Written problem | Give back the full listing, character for character, with no pictures.

Provided data |
┄┄┄┄┄┄┄┄┄┄┄┄┄┄┄┄┄┄┄┄
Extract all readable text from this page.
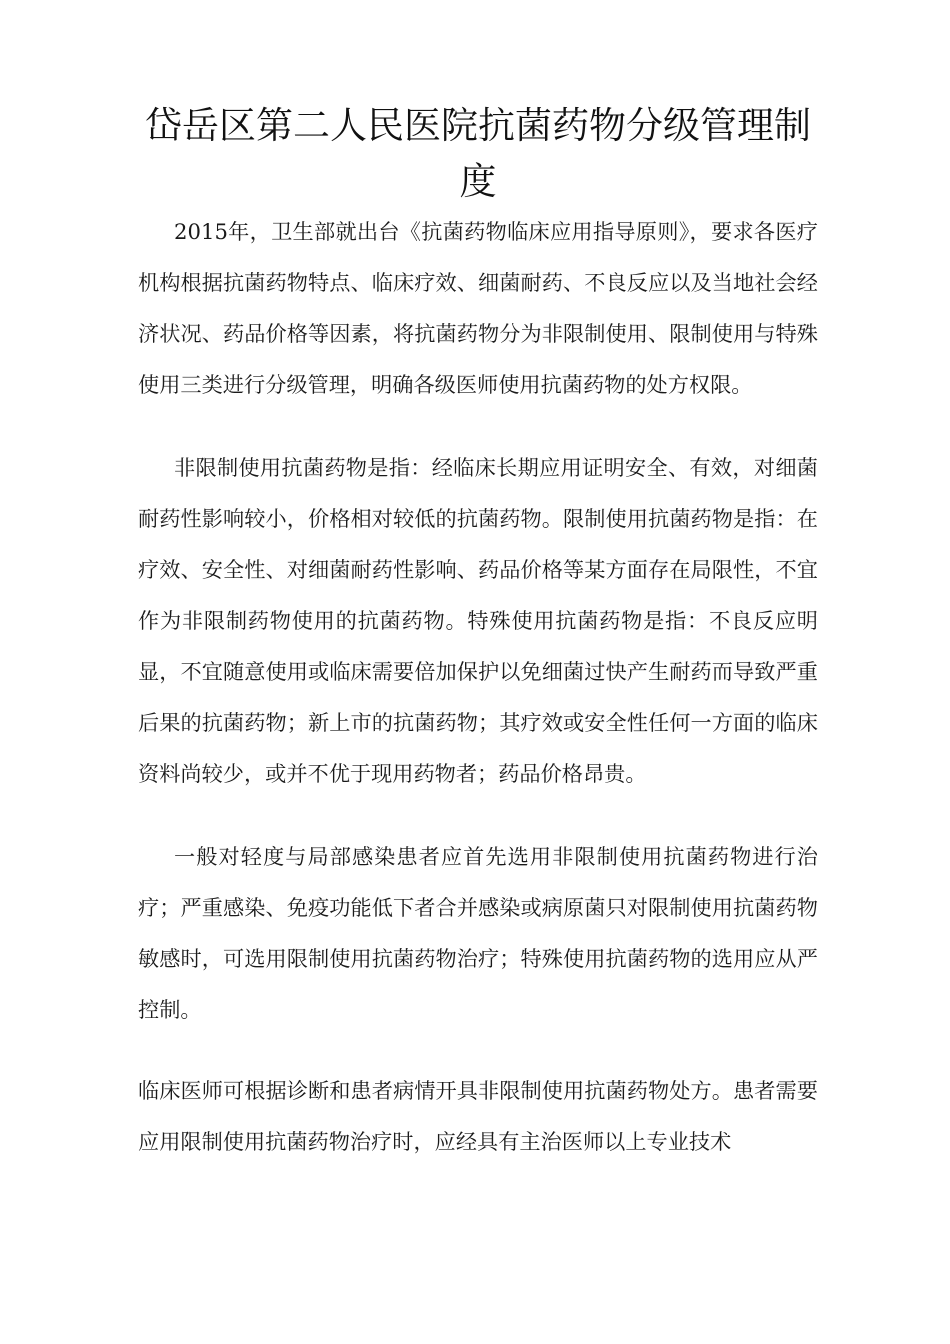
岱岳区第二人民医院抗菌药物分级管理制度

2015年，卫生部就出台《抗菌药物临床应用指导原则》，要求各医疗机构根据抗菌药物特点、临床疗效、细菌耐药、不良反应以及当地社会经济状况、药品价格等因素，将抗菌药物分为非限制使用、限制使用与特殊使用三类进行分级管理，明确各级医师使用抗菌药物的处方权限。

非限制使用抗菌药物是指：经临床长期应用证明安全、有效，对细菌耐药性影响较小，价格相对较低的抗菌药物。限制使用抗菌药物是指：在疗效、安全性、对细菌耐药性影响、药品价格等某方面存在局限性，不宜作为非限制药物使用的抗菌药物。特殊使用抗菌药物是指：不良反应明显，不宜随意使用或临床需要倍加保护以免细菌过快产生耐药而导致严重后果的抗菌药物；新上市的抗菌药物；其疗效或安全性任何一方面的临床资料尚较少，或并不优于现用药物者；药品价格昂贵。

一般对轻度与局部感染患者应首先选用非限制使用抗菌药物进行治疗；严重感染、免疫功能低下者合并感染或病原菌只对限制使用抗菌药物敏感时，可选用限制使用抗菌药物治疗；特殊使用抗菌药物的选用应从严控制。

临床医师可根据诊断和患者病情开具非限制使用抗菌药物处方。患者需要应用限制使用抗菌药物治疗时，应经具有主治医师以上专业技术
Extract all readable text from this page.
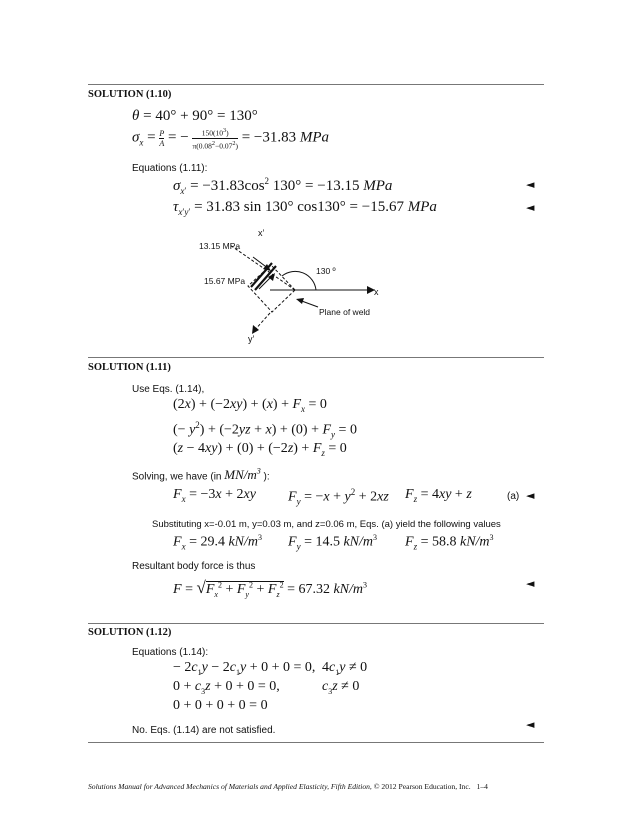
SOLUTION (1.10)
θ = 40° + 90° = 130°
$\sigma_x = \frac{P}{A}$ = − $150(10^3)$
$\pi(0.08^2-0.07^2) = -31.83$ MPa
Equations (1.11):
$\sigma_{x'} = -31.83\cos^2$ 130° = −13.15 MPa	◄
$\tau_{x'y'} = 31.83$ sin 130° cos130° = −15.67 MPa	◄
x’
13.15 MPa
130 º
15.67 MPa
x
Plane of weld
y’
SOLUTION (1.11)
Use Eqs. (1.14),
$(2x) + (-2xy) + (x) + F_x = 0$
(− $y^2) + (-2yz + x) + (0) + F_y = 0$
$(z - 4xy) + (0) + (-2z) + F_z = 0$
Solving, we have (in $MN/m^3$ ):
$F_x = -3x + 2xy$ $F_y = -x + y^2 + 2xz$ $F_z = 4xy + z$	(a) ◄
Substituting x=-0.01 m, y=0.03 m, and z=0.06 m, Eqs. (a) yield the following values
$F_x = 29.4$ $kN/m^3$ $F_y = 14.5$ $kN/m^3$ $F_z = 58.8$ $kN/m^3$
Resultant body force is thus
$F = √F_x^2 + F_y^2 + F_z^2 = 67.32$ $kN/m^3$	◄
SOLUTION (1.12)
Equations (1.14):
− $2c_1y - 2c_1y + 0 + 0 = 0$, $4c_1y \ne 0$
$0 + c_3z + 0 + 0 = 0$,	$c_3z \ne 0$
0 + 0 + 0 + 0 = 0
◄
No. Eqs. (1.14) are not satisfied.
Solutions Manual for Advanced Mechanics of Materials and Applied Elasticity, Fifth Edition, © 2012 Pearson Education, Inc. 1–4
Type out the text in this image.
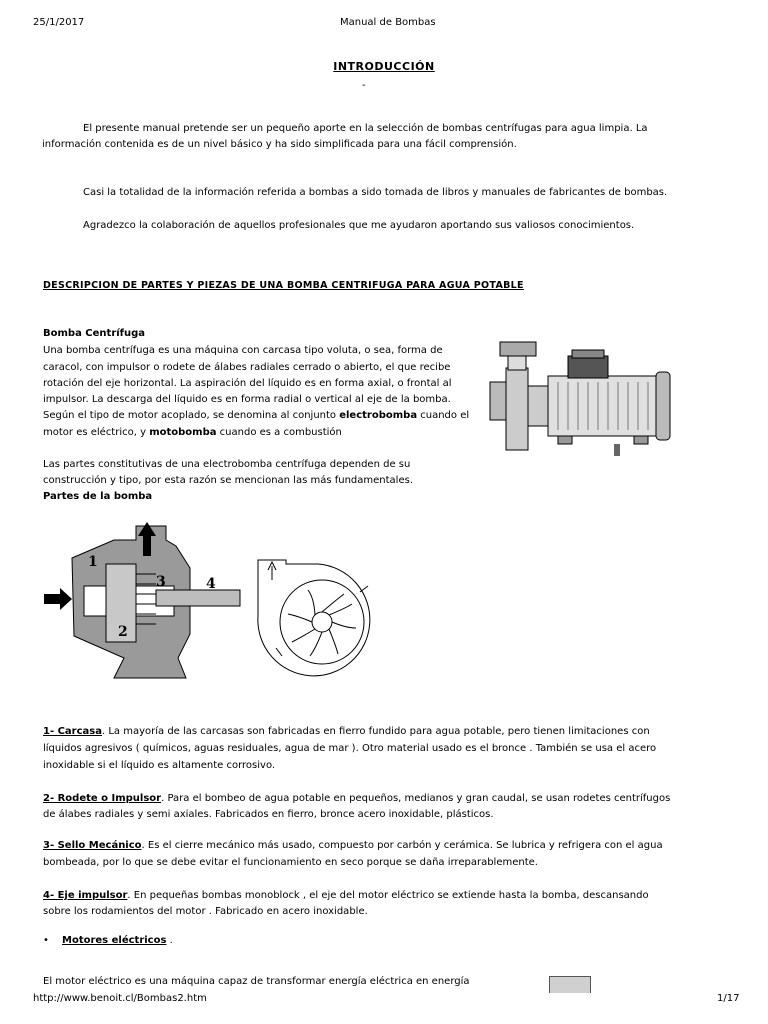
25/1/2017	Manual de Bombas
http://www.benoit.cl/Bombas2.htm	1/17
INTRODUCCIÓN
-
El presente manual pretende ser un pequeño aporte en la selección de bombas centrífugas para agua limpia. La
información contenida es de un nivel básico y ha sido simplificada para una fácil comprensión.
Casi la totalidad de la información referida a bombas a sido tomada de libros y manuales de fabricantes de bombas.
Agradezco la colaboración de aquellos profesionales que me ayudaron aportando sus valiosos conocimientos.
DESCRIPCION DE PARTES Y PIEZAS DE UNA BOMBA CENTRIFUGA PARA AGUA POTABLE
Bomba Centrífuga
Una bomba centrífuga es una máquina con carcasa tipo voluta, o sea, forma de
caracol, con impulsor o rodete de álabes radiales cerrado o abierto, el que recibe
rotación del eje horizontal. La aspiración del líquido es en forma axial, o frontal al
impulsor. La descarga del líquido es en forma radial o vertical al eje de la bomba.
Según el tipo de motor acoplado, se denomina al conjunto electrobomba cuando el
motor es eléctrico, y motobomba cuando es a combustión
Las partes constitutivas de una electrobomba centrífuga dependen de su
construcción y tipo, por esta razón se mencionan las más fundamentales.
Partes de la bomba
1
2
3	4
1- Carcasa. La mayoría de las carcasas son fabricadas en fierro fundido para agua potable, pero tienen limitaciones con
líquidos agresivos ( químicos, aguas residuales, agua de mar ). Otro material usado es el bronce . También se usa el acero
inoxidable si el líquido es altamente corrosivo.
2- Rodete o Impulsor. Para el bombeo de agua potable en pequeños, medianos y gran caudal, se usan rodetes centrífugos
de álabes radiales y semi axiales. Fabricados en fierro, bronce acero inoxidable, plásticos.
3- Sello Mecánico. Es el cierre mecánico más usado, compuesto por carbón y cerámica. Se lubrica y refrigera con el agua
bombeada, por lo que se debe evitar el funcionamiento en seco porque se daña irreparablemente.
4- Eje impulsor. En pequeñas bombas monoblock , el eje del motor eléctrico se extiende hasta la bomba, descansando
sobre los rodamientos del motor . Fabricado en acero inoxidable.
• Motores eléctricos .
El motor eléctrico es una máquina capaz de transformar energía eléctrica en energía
┄┄┄┄┄┄┄┄┄┄┄┄┄┄┄┄┄┄┄┄
Response to this exercise |
Extract all readable text from this page.
岱岳区第二人民医院抗菌药物分级管理制度

2015年，卫生部就出台《抗菌药物临床应用指导原则》，要求各医疗机构根据抗菌药物特点、临床疗效、细菌耐药、不良反应以及当地社会经济状况、药品价格等因素，将抗菌药物分为非限制使用、限制使用与特殊使用三类进行分级管理，明确各级医师使用抗菌药物的处方权限。

非限制使用抗菌药物是指：经临床长期应用证明安全、有效，对细菌耐药性影响较小，价格相对较低的抗菌药物。限制使用抗菌药物是指：在疗效、安全性、对细菌耐药性影响、药品价格等某方面存在局限性，不宜作为非限制药物使用的抗菌药物。特殊使用抗菌药物是指：不良反应明显，不宜随意使用或临床需要倍加保护以免细菌过快产生耐药而导致严重后果的抗菌药物；新上市的抗菌药物；其疗效或安全性任何一方面的临床资料尚较少，或并不优于现用药物者；药品价格昂贵。

一般对轻度与局部感染患者应首先选用非限制使用抗菌药物进行治疗；严重感染、免疫功能低下者合并感染或病原菌只对限制使用抗菌药物敏感时，可选用限制使用抗菌药物治疗；特殊使用抗菌药物的选用应从严控制。

临床医师可根据诊断和患者病情开具非限制使用抗菌药物处方。患者需要应用限制使用抗菌药物治疗时，应经具有主治医师以上专业技术
Extract all readable text from this page.
SOLUTION (1.10)
θ = 40° + 90° = 130°
$\sigma_x = \frac{P}{A}$ = − $150(10^3)$
$\pi(0.08^2-0.07^2) = -31.83$ MPa
Equations (1.11):
$\sigma_{x'} = -31.83\cos^2$ 130° = −13.15 MPa	◄
$\tau_{x'y'} = 31.83$ sin 130° cos130° = −15.67 MPa	◄
x’
13.15 MPa
130 º
15.67 MPa
x
Plane of weld
y’
SOLUTION (1.11)
Use Eqs. (1.14),
$(2x) + (-2xy) + (x) + F_x = 0$
(− $y^2) + (-2yz + x) + (0) + F_y = 0$
$(z - 4xy) + (0) + (-2z) + F_z = 0$
Solving, we have (in $MN/m^3$ ):
$F_x = -3x + 2xy$ $F_y = -x + y^2 + 2xz$ $F_z = 4xy + z$	(a) ◄
Substituting x=-0.01 m, y=0.03 m, and z=0.06 m, Eqs. (a) yield the following values
$F_x = 29.4$ $kN/m^3$ $F_y = 14.5$ $kN/m^3$ $F_z = 58.8$ $kN/m^3$
Resultant body force is thus
$F = √F_x^2 + F_y^2 + F_z^2 = 67.32$ $kN/m^3$	◄
SOLUTION (1.12)
Equations (1.14):
− $2c_1y - 2c_1y + 0 + 0 = 0$, $4c_1y \ne 0$
$0 + c_3z + 0 + 0 = 0$,	$c_3z \ne 0$
0 + 0 + 0 + 0 = 0
◄
No. Eqs. (1.14) are not satisfied.
Solutions Manual for Advanced Mechanics of Materials and Applied Elasticity, Fifth Edition, © 2012 Pearson Education, Inc. 1–4
Type out the text in this image.
25/1/2017	Manual de Bombas
http://www.benoit.cl/Bombas2.htm	1/17
INTRODUCCIÓN
-
El presente manual pretende ser un pequeño aporte en la selección de bombas centrífugas para agua limpia. La
información contenida es de un nivel básico y ha sido simplificada para una fácil comprensión.
Casi la totalidad de la información referida a bombas a sido tomada de libros y manuales de fabricantes de bombas.
Agradezco la colaboración de aquellos profesionales que me ayudaron aportando sus valiosos conocimientos.
DESCRIPCION DE PARTES Y PIEZAS DE UNA BOMBA CENTRIFUGA PARA AGUA POTABLE
Bomba Centrífuga
Una bomba centrífuga es una máquina con carcasa tipo voluta, o sea, forma de
caracol, con impulsor o rodete de álabes radiales cerrado o abierto, el que recibe
rotación del eje horizontal. La aspiración del líquido es en forma axial, o frontal al
impulsor. La descarga del líquido es en forma radial o vertical al eje de la bomba.
Según el tipo de motor acoplado, se denomina al conjunto electrobomba cuando el
motor es eléctrico, y motobomba cuando es a combustión
Las partes constitutivas de una electrobomba centrífuga dependen de su
construcción y tipo, por esta razón se mencionan las más fundamentales.
Partes de la bomba
1
2
3	4
1- Carcasa. La mayoría de las carcasas son fabricadas en fierro fundido para agua potable, pero tienen limitaciones con
líquidos agresivos ( químicos, aguas residuales, agua de mar ). Otro material usado es el bronce . También se usa el acero
inoxidable si el líquido es altamente corrosivo.
2- Rodete o Impulsor. Para el bombeo de agua potable en pequeños, medianos y gran caudal, se usan rodetes centrífugos
de álabes radiales y semi axiales. Fabricados en fierro, bronce acero inoxidable, plásticos.
3- Sello Mecánico. Es el cierre mecánico más usado, compuesto por carbón y cerámica. Se lubrica y refrigera con el agua
bombeada, por lo que se debe evitar el funcionamiento en seco porque se daña irreparablemente.
4- Eje impulsor. En pequeñas bombas monoblock , el eje del motor eléctrico se extiende hasta la bomba, descansando
sobre los rodamientos del motor . Fabricado en acero inoxidable.
• Motores eléctricos .
El motor eléctrico es una máquina capaz de transformar energía eléctrica en energía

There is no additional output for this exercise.